Of all the lines in the records below, how many hold the word "Business"? Give the number alone.

# [The records]
━━━━

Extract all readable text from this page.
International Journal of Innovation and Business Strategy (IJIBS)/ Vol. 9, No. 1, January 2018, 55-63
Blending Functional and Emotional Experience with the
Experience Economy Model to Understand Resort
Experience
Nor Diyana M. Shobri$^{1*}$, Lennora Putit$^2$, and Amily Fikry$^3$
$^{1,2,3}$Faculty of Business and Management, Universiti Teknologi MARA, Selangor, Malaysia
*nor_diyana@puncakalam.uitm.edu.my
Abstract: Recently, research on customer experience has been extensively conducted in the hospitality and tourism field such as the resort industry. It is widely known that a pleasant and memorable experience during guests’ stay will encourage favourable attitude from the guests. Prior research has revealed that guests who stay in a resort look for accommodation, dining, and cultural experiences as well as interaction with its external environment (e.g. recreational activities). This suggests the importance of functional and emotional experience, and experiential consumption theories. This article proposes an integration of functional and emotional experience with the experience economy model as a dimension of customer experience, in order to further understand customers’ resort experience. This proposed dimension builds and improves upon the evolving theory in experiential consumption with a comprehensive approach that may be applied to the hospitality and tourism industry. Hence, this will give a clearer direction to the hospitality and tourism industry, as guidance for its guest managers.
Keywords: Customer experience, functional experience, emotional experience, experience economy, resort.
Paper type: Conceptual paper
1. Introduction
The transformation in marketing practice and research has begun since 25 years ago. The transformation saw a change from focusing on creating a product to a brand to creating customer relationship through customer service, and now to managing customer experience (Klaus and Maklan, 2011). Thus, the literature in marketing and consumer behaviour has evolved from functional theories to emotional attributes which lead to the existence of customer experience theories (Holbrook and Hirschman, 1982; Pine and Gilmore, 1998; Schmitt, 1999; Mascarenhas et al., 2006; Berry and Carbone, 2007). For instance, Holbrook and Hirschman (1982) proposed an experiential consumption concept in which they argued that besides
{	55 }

━━━━

# [Complete response]
2